The problem
Take each line containing "具有创造性" and report it exactly as written.

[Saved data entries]

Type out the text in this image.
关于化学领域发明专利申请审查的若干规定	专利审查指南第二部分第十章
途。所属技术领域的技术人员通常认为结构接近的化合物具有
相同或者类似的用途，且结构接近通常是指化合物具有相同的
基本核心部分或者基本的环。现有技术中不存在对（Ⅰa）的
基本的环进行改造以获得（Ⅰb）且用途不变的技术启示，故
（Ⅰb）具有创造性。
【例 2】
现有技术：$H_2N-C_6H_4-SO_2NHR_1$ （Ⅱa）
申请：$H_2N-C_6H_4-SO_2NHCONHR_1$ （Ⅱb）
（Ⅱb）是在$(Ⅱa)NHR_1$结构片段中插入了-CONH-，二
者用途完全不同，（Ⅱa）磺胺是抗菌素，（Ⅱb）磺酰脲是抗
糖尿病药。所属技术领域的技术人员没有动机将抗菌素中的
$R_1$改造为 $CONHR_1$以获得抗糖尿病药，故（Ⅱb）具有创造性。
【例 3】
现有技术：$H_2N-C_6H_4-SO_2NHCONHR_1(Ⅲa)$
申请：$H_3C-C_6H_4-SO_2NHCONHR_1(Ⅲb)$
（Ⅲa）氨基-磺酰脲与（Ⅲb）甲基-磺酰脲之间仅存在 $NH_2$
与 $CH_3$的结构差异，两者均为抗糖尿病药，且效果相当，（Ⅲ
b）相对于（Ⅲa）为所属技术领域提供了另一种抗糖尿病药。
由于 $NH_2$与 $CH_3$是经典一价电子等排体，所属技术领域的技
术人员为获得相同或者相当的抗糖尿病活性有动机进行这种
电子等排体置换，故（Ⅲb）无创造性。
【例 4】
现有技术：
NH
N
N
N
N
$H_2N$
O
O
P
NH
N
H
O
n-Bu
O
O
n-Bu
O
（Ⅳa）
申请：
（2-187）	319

Worked answer
（Ⅰb）具有创造性。
$R_1$改造为 $CONHR_1$以获得抗糖尿病药，故（Ⅱb）具有创造性。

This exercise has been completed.